Skip the images and return the records below exactly.

--- START OF ROWS ---

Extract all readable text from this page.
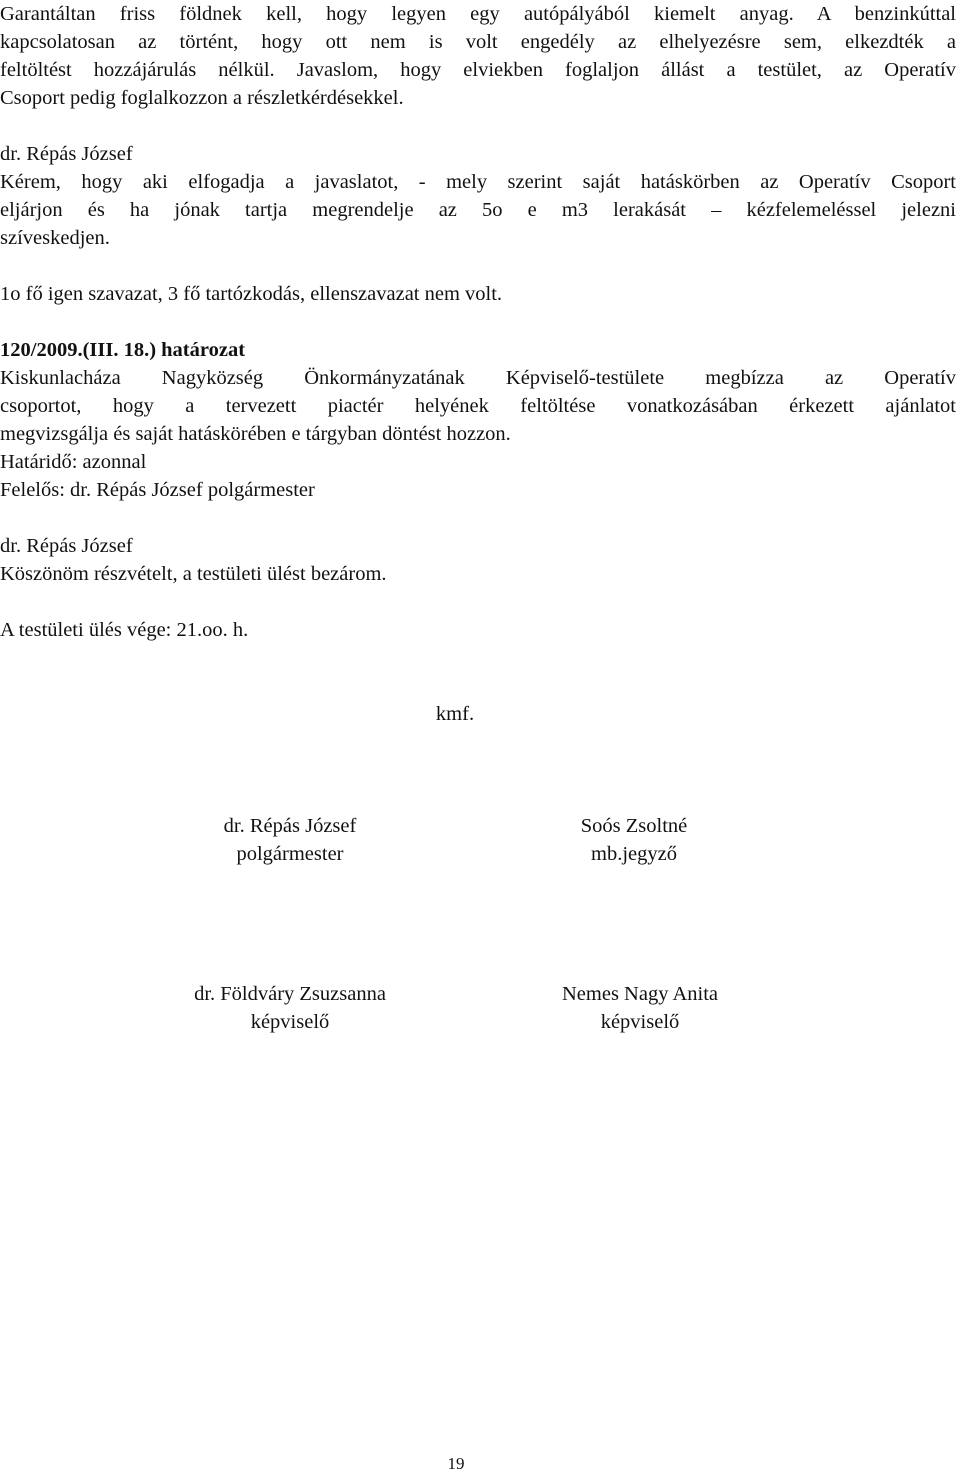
Garantáltan friss földnek kell, hogy legyen egy autópályából kiemelt anyag. A benzinkúttal
kapcsolatosan az történt, hogy ott nem is volt engedély az elhelyezésre sem, elkezdték a
feltöltést hozzájárulás nélkül. Javaslom, hogy elviekben foglaljon állást a testület, az Operatív
Csoport pedig foglalkozzon a részletkérdésekkel.
dr. Répás József
Kérem, hogy aki elfogadja a javaslatot, - mely szerint saját hatáskörben az Operatív Csoport
eljárjon és ha jónak tartja megrendelje az 5o e m3 lerakását – kézfelemeléssel jelezni
szíveskedjen.
1o fő igen szavazat, 3 fő tartózkodás, ellenszavazat nem volt.
120/2009.(III. 18.) határozat
Kiskunlacháza Nagyközség Önkormányzatának Képviselő-testülete megbízza az Operatív
csoportot, hogy a tervezett piactér helyének feltöltése vonatkozásában érkezett ajánlatot
megvizsgálja és saját hatáskörében e tárgyban döntést hozzon.
Határidő: azonnal
Felelős: dr. Répás József polgármester
dr. Répás József
Köszönöm részvételt, a testületi ülést bezárom.
A testületi ülés vége: 21.oo. h.
kmf.
dr. Répás József
polgármester
Soós Zsoltné
mb.jegyző
dr. Földváry Zsuzsanna
képviselő
Nemes Nagy Anita
képviselő
19
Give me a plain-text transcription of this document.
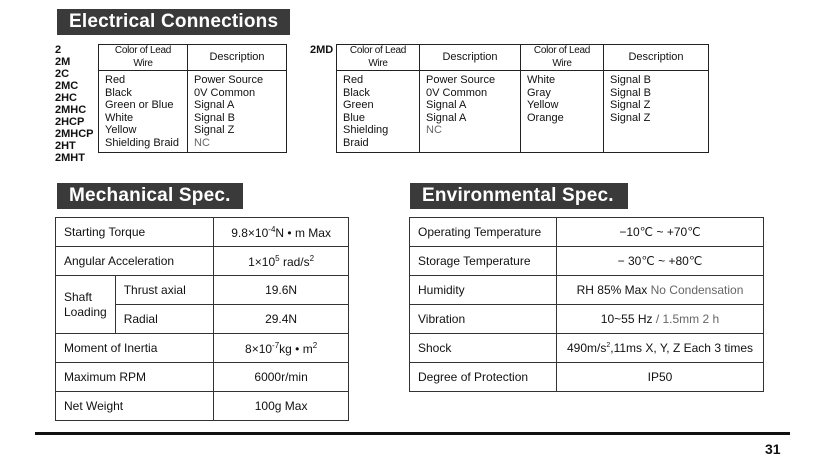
Electrical Connections
2
2M
2C
2MC
2HC
2MHC
2HCP
2MHCP
2HT
2MHT
Color of Lead Wire	Description
Red	Power Source
Black	0V Common
Green or Blue	Signal A
White	Signal B
Yellow	Signal Z
Shielding Braid	NC
2MD Color of Lead Wire	Description	Color of Lead Wire	Description
Red	Power Source	White	Signal B
Black	0V Common	Gray	Signal B
Green	Signal A	Yellow	Signal Z
Blue	Signal A	Orange	Signal Z
Shielding Braid	NC		
Mechanical Spec.
Starting Torque		$9.8\times 10^{-4}N$ • m Max
Angular Acceleration		$1\times 10^5$ rad/$s^2$
Shaft
Loading	Thrust axial	19.6N
	Radial	29.4N
Moment of Inertia		$8\times 10^{-7}kg$ • $m^2$
Maximum RPM		6000r/min
Net Weight		100g Max
Environmental Spec.
Operating Temperature	−10℃ ~ +70℃
Storage Temperature	− 30℃ ~ +80℃
Humidity	RH 85% Max No Condensation
Vibration	10~55 Hz / 1.5mm 2 h
Shock	$490m/s^2,11ms$ X, Y, Z Each 3 times
Degree of Protection	IP50
31
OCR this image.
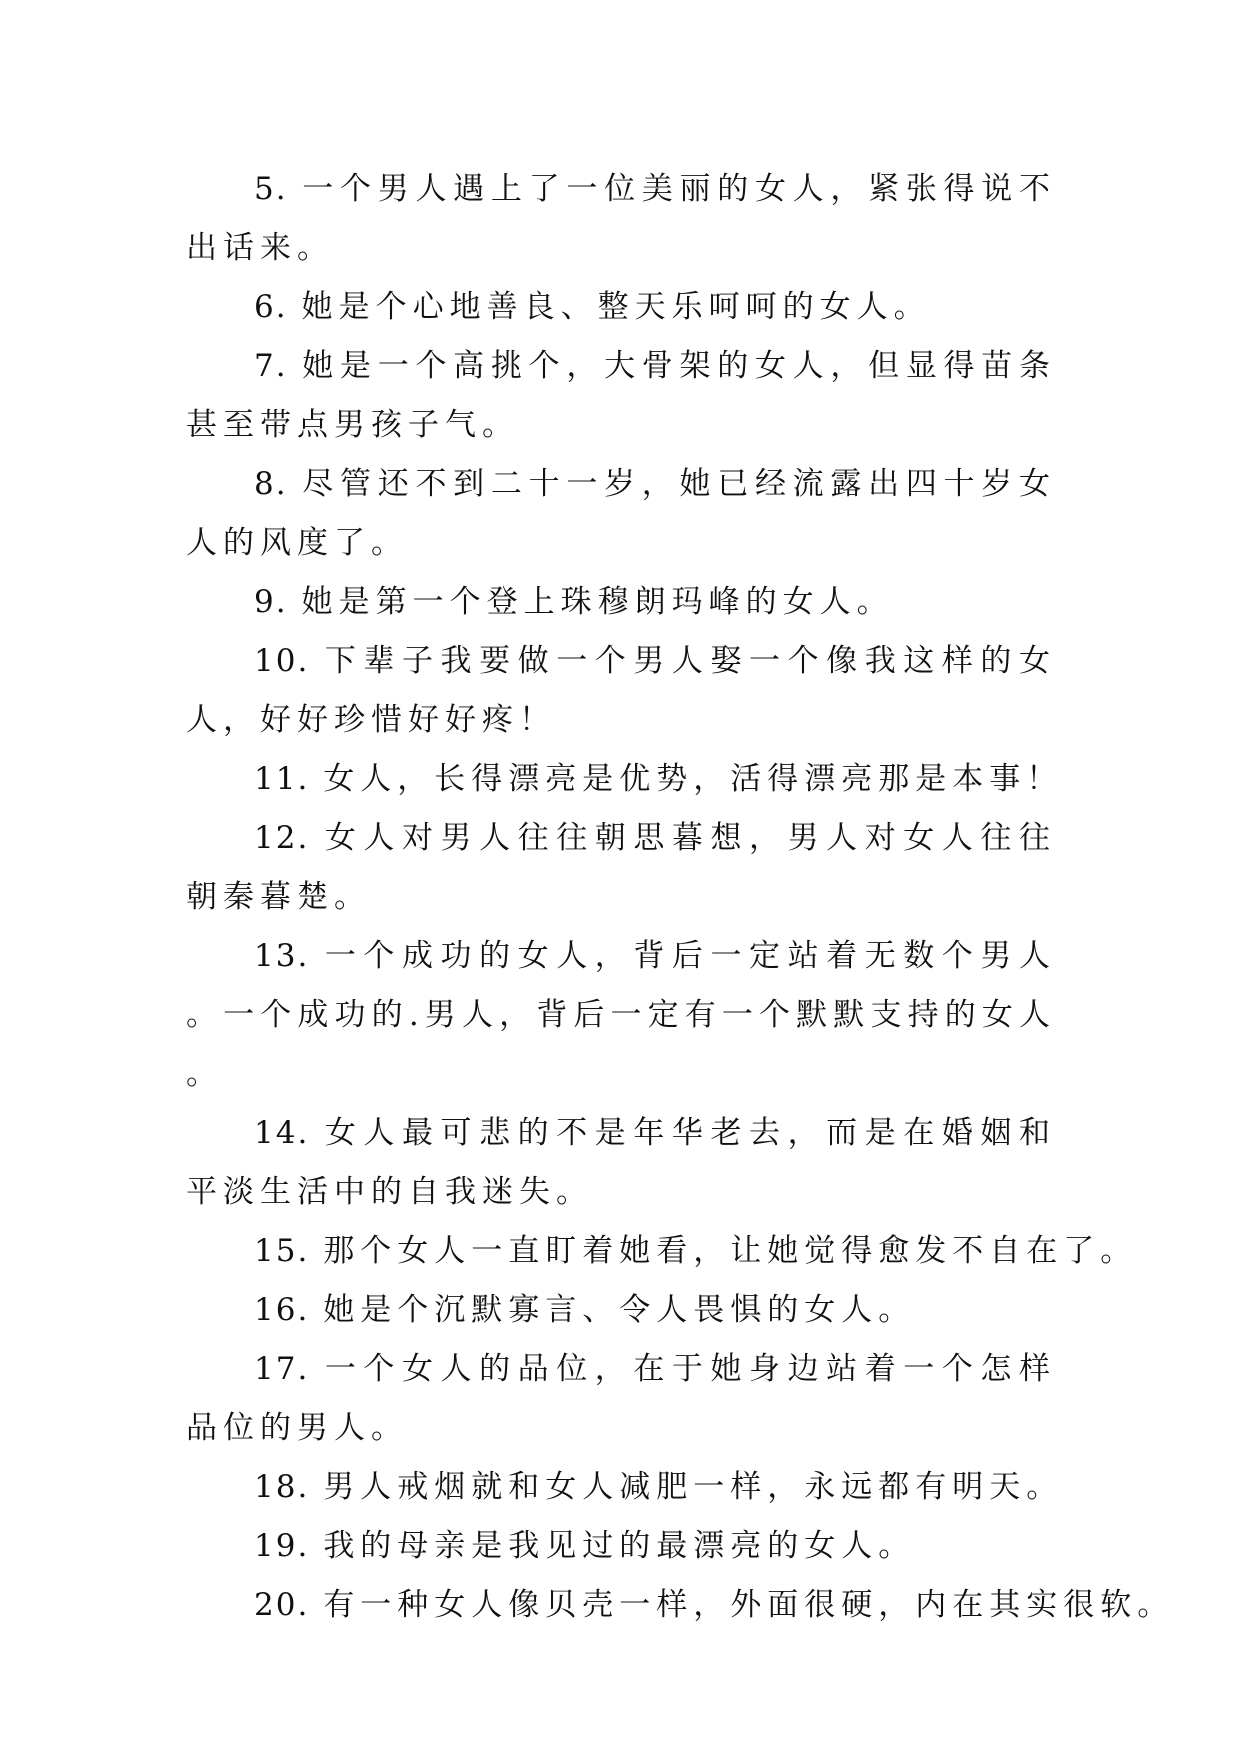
5. 一个男人遇上了一位美丽的女人，紧张得说不出话来。

6. 她是个心地善良、整天乐呵呵的女人。

7. 她是一个高挑个，大骨架的女人，但显得苗条甚至带点男孩子气。

8. 尽管还不到二十一岁，她已经流露出四十岁女人的风度了。

9. 她是第一个登上珠穆朗玛峰的女人。

10. 下辈子我要做一个男人娶一个像我这样的女人，好好珍惜好好疼！

11. 女人，长得漂亮是优势，活得漂亮那是本事！

12. 女人对男人往往朝思暮想，男人对女人往往朝秦暮楚。

13. 一个成功的女人，背后一定站着无数个男人。一个成功的.男人，背后一定有一个默默支持的女人。

14. 女人最可悲的不是年华老去，而是在婚姻和平淡生活中的自我迷失。

15. 那个女人一直盯着她看，让她觉得愈发不自在了。

16. 她是个沉默寡言、令人畏惧的女人。

17. 一个女人的品位，在于她身边站着一个怎样品位的男人。

18. 男人戒烟就和女人减肥一样，永远都有明天。

19. 我的母亲是我见过的最漂亮的女人。

20. 有一种女人像贝壳一样，外面很硬，内在其实很软。
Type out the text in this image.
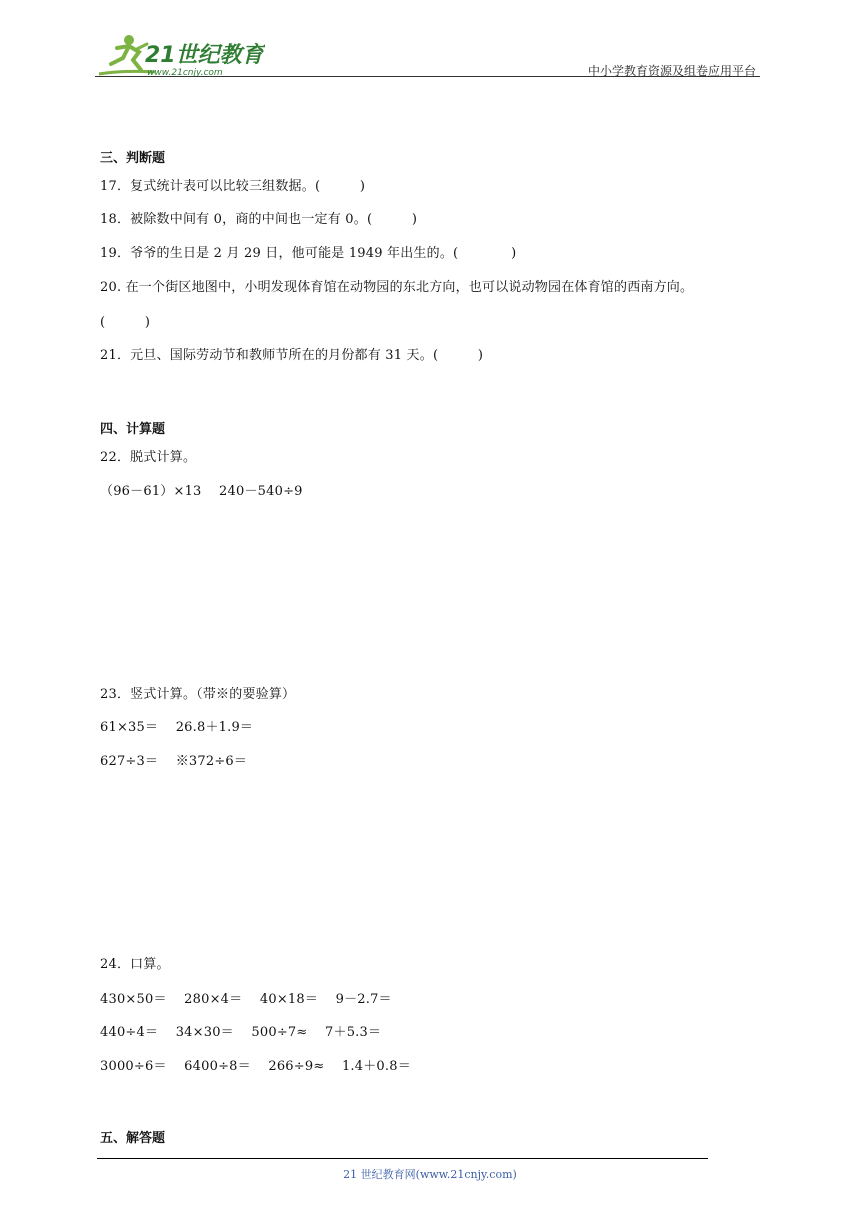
21世纪教育
www.21cnjy.com	中小学教育资源及组卷应用平台
三、判断题
17．复式统计表可以比较三组数据。(　　　)
18．被除数中间有 0，商的中间也一定有 0。(　　　)
19．爷爷的生日是 2 月 29 日，他可能是 1949 年出生的。(　　　　)
20. 在一个街区地图中，小明发现体育馆在动物园的东北方向，也可以说动物园在体育馆的西南方向。
(　　　)
21．元旦、国际劳动节和教师节所在的月份都有 31 天。(　　　)
四、计算题
22．脱式计算。
（96－61）×13　 240－540÷9
23．竖式计算。（带※的要验算）
61×35＝　 26.8＋1.9＝
627÷3＝　 ※372÷6＝
24．口算。
430×50＝　 280×4＝　 40×18＝　 9－2.7＝
440÷4＝　 34×30＝　 500÷7≈　 7＋5.3＝
3000÷6＝　 6400÷8＝　 266÷9≈　 1.4＋0.8＝
五、解答题
21 世纪教育网(www.21cnjy.com)
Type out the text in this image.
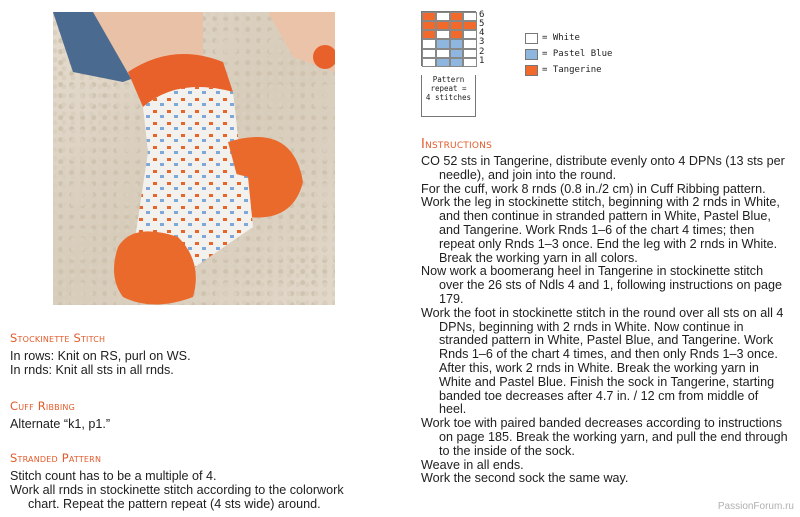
6
5
4
3
2
1
Pattern
repeat =
4 stitches
= White
= Pastel Blue
= Tangerine
Stockinette Stitch

In rows: Knit on RS, purl on WS.

In rnds: Knit all sts in all rnds.

Cuff Ribbing

Alternate “k1, p1.”

Stranded Pattern

Stitch count has to be a multiple of 4.

Work all rnds in stockinette stitch according to the colorwork chart. Repeat the pattern repeat (4 sts wide) around.

Instructions

CO 52 sts in Tangerine, distribute evenly onto 4 DPNs (13 sts per needle), and join into the round.

For the cuff, work 8 rnds (0.8 in./2 cm) in Cuff Ribbing pattern.

Work the leg in stockinette stitch, beginning with 2 rnds in White, and then continue in stranded pattern in White, Pastel Blue, and Tangerine. Work Rnds 1–6 of the chart 4 times; then repeat only Rnds 1–3 once. End the leg with 2 rnds in White. Break the working yarn in all colors.

Now work a boomerang heel in Tangerine in stockinette stitch over the 26 sts of Ndls 4 and 1, following instructions on page 179.

Work the foot in stockinette stitch in the round over all sts on all 4 DPNs, beginning with 2 rnds in White. Now continue in stranded pattern in White, Pastel Blue, and Tangerine. Work Rnds 1–6 of the chart 4 times, and then only Rnds 1–3 once. After this, work 2 rnds in White. Break the working yarn in White and Pastel Blue. Finish the sock in Tangerine, starting banded toe decreases after 4.7 in. / 12 cm from middle of heel.

Work toe with paired banded decreases according to instructions on page 185. Break the working yarn, and pull the end through to the inside of the sock.

Weave in all ends.

Work the second sock the same way.

PassionForum.ru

--- END OF ROWS ---

### EXPECTED ANSWER
Extract all readable text from this page.
Garantáltan friss földnek kell, hogy legyen egy autópályából kiemelt anyag. A benzinkúttal
kapcsolatosan az történt, hogy ott nem is volt engedély az elhelyezésre sem, elkezdték a
feltöltést hozzájárulás nélkül. Javaslom, hogy elviekben foglaljon állást a testület, az Operatív
Csoport pedig foglalkozzon a részletkérdésekkel.
dr. Répás József
Kérem, hogy aki elfogadja a javaslatot, - mely szerint saját hatáskörben az Operatív Csoport
eljárjon és ha jónak tartja megrendelje az 5o e m3 lerakását – kézfelemeléssel jelezni
szíveskedjen.
1o fő igen szavazat, 3 fő tartózkodás, ellenszavazat nem volt.
120/2009.(III. 18.) határozat
Kiskunlacháza Nagyközség Önkormányzatának Képviselő-testülete megbízza az Operatív
csoportot, hogy a tervezett piactér helyének feltöltése vonatkozásában érkezett ajánlatot
megvizsgálja és saját hatáskörében e tárgyban döntést hozzon.
Határidő: azonnal
Felelős: dr. Répás József polgármester
dr. Répás József
Köszönöm részvételt, a testületi ülést bezárom.
A testületi ülés vége: 21.oo. h.
kmf.
dr. Répás József
polgármester
Soós Zsoltné
mb.jegyző
dr. Földváry Zsuzsanna
képviselő
Nemes Nagy Anita
képviselő
19
Give me a plain-text transcription of this document.
Electrical Connections
2
2M
2C
2MC
2HC
2MHC
2HCP
2MHCP
2HT
2MHT
Color of Lead Wire	Description
Red	Power Source
Black	0V Common
Green or Blue	Signal A
White	Signal B
Yellow	Signal Z
Shielding Braid	NC
2MD Color of Lead Wire	Description	Color of Lead Wire	Description
Red	Power Source	White	Signal B
Black	0V Common	Gray	Signal B
Green	Signal A	Yellow	Signal Z
Blue	Signal A	Orange	Signal Z
Shielding Braid	NC		
Mechanical Spec.
Starting Torque		$9.8\times 10^{-4}N$ • m Max
Angular Acceleration		$1\times 10^5$ rad/$s^2$
Shaft
Loading	Thrust axial	19.6N
	Radial	29.4N
Moment of Inertia		$8\times 10^{-7}kg$ • $m^2$
Maximum RPM		6000r/min
Net Weight		100g Max
Environmental Spec.
Operating Temperature	−10℃ ~ +70℃
Storage Temperature	− 30℃ ~ +80℃
Humidity	RH 85% Max No Condensation
Vibration	10~55 Hz / 1.5mm 2 h
Shock	$490m/s^2,11ms$ X, Y, Z Each 3 times
Degree of Protection	IP50
31
OCR this image.
5. 一个男人遇上了一位美丽的女人，紧张得说不出话来。

6. 她是个心地善良、整天乐呵呵的女人。

7. 她是一个高挑个，大骨架的女人，但显得苗条甚至带点男孩子气。

8. 尽管还不到二十一岁，她已经流露出四十岁女人的风度了。

9. 她是第一个登上珠穆朗玛峰的女人。

10. 下辈子我要做一个男人娶一个像我这样的女人，好好珍惜好好疼！

11. 女人，长得漂亮是优势，活得漂亮那是本事！

12. 女人对男人往往朝思暮想，男人对女人往往朝秦暮楚。

13. 一个成功的女人，背后一定站着无数个男人。一个成功的.男人，背后一定有一个默默支持的女人。

14. 女人最可悲的不是年华老去，而是在婚姻和平淡生活中的自我迷失。

15. 那个女人一直盯着她看，让她觉得愈发不自在了。

16. 她是个沉默寡言、令人畏惧的女人。

17. 一个女人的品位，在于她身边站着一个怎样品位的男人。

18. 男人戒烟就和女人减肥一样，永远都有明天。

19. 我的母亲是我见过的最漂亮的女人。

20. 有一种女人像贝壳一样，外面很硬，内在其实很软。
Type out the text in this image.
21世纪教育
www.21cnjy.com	中小学教育资源及组卷应用平台
三、判断题
17．复式统计表可以比较三组数据。(　　　)
18．被除数中间有 0，商的中间也一定有 0。(　　　)
19．爷爷的生日是 2 月 29 日，他可能是 1949 年出生的。(　　　　)
20. 在一个街区地图中，小明发现体育馆在动物园的东北方向，也可以说动物园在体育馆的西南方向。
(　　　)
21．元旦、国际劳动节和教师节所在的月份都有 31 天。(　　　)
四、计算题
22．脱式计算。
（96－61）×13　 240－540÷9
23．竖式计算。（带※的要验算）
61×35＝　 26.8＋1.9＝
627÷3＝　 ※372÷6＝
24．口算。
430×50＝　 280×4＝　 40×18＝　 9－2.7＝
440÷4＝　 34×30＝　 500÷7≈　 7＋5.3＝
3000÷6＝　 6400÷8＝　 266÷9≈　 1.4＋0.8＝
五、解答题
21 世纪教育网(www.21cnjy.com)
Type out the text in this image.
6
5
4
3
2
1
Pattern
repeat =
4 stitches
= White
= Pastel Blue
= Tangerine
Stockinette Stitch

In rows: Knit on RS, purl on WS.

In rnds: Knit all sts in all rnds.

Cuff Ribbing

Alternate “k1, p1.”

Stranded Pattern

Stitch count has to be a multiple of 4.

Work all rnds in stockinette stitch according to the colorwork chart. Repeat the pattern repeat (4 sts wide) around.

Instructions

CO 52 sts in Tangerine, distribute evenly onto 4 DPNs (13 sts per needle), and join into the round.

For the cuff, work 8 rnds (0.8 in./2 cm) in Cuff Ribbing pattern.

Work the leg in stockinette stitch, beginning with 2 rnds in White, and then continue in stranded pattern in White, Pastel Blue, and Tangerine. Work Rnds 1–6 of the chart 4 times; then repeat only Rnds 1–3 once. End the leg with 2 rnds in White. Break the working yarn in all colors.

Now work a boomerang heel in Tangerine in stockinette stitch over the 26 sts of Ndls 4 and 1, following instructions on page 179.

Work the foot in stockinette stitch in the round over all sts on all 4 DPNs, beginning with 2 rnds in White. Now continue in stranded pattern in White, Pastel Blue, and Tangerine. Work Rnds 1–6 of the chart 4 times, and then only Rnds 1–3 once. After this, work 2 rnds in White. Break the working yarn in White and Pastel Blue. Finish the sock in Tangerine, starting banded toe decreases after 4.7 in. / 12 cm from middle of heel.

Work toe with paired banded decreases according to instructions on page 185. Break the working yarn, and pull the end through to the inside of the sock.

Weave in all ends.

Work the second sock the same way.

PassionForum.ru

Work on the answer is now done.